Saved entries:
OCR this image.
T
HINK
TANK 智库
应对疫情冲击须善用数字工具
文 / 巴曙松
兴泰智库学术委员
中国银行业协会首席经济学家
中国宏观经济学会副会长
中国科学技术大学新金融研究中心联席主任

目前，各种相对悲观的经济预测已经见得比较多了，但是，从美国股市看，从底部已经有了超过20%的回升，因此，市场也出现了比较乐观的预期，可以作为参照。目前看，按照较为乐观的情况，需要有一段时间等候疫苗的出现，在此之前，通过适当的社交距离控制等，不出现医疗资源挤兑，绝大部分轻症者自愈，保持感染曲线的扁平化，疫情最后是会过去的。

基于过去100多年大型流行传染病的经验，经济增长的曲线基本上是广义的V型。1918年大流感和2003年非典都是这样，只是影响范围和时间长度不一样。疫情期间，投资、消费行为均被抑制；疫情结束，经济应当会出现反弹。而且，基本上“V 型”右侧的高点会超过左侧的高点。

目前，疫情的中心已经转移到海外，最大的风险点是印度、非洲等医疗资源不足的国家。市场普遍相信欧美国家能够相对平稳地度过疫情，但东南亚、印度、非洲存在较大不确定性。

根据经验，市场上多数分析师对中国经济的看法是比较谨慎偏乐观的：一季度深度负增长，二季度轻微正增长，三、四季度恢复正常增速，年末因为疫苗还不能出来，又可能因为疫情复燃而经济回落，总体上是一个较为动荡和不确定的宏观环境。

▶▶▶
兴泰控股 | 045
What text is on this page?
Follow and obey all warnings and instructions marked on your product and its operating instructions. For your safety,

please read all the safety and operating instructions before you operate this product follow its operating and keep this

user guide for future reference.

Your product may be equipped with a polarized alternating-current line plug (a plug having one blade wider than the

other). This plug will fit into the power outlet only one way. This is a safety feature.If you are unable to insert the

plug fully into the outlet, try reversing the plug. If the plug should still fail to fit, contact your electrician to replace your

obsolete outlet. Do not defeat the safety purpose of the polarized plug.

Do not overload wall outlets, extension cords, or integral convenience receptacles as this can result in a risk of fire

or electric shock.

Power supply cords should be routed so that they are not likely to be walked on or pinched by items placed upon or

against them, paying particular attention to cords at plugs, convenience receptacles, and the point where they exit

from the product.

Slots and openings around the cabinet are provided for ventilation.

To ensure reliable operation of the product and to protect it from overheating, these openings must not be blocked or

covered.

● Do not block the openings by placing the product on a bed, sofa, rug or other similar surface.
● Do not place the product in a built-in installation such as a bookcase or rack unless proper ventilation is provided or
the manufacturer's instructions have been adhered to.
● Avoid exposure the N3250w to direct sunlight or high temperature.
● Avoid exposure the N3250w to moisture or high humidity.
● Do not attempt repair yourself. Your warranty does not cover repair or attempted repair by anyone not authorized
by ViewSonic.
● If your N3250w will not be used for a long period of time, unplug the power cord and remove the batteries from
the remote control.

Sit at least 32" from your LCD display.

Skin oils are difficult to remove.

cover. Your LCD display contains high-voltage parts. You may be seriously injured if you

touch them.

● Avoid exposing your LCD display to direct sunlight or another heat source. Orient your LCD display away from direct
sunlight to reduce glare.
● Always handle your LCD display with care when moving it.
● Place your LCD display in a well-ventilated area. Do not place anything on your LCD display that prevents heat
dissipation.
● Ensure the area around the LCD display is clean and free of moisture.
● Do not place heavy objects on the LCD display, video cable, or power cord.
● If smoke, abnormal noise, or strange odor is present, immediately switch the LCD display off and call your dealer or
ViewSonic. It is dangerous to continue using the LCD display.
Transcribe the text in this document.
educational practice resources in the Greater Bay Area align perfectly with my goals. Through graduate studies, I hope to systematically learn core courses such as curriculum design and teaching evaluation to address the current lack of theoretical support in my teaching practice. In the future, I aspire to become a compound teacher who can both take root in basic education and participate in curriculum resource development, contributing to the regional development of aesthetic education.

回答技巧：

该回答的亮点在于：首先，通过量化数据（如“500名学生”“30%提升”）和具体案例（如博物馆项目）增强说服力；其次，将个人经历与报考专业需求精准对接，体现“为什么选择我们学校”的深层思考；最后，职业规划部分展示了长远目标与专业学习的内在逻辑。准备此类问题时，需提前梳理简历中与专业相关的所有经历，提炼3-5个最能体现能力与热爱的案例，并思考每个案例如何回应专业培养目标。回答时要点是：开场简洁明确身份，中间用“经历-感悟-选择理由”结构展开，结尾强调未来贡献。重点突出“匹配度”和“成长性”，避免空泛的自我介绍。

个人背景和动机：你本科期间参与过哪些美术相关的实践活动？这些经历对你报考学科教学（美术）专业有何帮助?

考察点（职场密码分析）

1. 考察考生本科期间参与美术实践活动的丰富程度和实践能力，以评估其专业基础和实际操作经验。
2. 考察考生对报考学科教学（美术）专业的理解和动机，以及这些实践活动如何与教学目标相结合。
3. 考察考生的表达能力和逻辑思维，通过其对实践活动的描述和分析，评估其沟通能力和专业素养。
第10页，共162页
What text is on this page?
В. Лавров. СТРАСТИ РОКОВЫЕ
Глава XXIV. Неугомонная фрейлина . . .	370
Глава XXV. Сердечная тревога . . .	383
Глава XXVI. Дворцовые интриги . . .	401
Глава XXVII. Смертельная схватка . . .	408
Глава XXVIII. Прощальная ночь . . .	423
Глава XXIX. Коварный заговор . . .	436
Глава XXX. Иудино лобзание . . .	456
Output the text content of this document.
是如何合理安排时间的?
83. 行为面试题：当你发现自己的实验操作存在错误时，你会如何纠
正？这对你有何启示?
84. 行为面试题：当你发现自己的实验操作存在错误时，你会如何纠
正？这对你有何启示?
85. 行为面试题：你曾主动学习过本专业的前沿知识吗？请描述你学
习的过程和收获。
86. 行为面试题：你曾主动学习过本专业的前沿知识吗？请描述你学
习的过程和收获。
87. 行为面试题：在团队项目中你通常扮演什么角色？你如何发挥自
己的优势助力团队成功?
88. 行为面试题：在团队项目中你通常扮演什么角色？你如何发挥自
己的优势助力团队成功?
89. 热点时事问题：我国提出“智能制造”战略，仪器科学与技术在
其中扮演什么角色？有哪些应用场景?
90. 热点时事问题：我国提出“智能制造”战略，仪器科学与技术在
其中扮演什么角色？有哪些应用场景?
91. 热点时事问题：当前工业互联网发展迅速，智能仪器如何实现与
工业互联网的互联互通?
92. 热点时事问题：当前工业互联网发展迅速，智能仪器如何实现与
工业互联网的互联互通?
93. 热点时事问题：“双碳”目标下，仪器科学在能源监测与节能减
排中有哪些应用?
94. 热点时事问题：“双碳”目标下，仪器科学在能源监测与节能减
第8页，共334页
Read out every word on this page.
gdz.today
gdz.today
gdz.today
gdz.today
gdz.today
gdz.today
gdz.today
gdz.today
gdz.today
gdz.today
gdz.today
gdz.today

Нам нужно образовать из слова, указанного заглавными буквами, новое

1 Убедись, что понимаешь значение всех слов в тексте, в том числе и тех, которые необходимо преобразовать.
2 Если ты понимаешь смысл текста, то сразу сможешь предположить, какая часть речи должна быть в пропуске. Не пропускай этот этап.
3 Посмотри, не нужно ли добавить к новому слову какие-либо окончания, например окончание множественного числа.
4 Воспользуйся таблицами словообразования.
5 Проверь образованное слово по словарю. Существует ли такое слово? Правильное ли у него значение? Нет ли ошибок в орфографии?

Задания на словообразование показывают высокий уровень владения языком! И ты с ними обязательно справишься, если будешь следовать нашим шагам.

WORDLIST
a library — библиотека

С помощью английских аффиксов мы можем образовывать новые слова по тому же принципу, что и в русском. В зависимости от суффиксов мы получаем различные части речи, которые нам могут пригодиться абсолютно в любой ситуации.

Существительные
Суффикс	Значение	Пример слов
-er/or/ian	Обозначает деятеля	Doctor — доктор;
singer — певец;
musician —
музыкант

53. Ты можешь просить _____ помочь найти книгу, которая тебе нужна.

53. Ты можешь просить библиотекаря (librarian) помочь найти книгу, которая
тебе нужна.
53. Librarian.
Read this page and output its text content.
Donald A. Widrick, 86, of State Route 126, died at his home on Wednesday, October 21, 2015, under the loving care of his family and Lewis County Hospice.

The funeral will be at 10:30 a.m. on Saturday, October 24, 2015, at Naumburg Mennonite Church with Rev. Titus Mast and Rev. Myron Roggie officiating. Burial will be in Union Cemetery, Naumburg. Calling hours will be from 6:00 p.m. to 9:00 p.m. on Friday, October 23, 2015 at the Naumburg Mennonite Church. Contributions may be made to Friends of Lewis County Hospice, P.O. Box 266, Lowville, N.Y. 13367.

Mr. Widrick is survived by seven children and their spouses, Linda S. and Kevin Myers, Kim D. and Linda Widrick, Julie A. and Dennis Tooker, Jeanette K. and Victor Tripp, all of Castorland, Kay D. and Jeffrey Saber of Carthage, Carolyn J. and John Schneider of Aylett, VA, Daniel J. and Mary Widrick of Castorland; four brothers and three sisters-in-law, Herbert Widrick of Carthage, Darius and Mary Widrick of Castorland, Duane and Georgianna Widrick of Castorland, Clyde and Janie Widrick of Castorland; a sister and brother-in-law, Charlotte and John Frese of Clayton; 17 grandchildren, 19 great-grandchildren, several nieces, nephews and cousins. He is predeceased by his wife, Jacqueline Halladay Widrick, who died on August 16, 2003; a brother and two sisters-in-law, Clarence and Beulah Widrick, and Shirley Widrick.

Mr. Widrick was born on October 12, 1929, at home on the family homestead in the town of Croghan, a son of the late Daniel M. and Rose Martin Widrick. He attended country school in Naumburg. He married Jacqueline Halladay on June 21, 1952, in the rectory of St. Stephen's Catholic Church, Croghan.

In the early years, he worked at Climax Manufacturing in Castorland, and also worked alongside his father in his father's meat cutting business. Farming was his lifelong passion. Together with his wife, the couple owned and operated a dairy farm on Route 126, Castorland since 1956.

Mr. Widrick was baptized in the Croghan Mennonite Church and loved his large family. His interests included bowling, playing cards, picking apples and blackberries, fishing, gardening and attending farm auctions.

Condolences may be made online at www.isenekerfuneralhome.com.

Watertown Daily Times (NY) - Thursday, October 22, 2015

■ **TASK**:
Copy out every line from the material above in which the word "我国提出" appears.

■ **THE REPLY**:
89. 热点时事问题：我国提出“智能制造”战略，仪器科学与技术在
90. 热点时事问题：我国提出“智能制造”战略，仪器科学与技术在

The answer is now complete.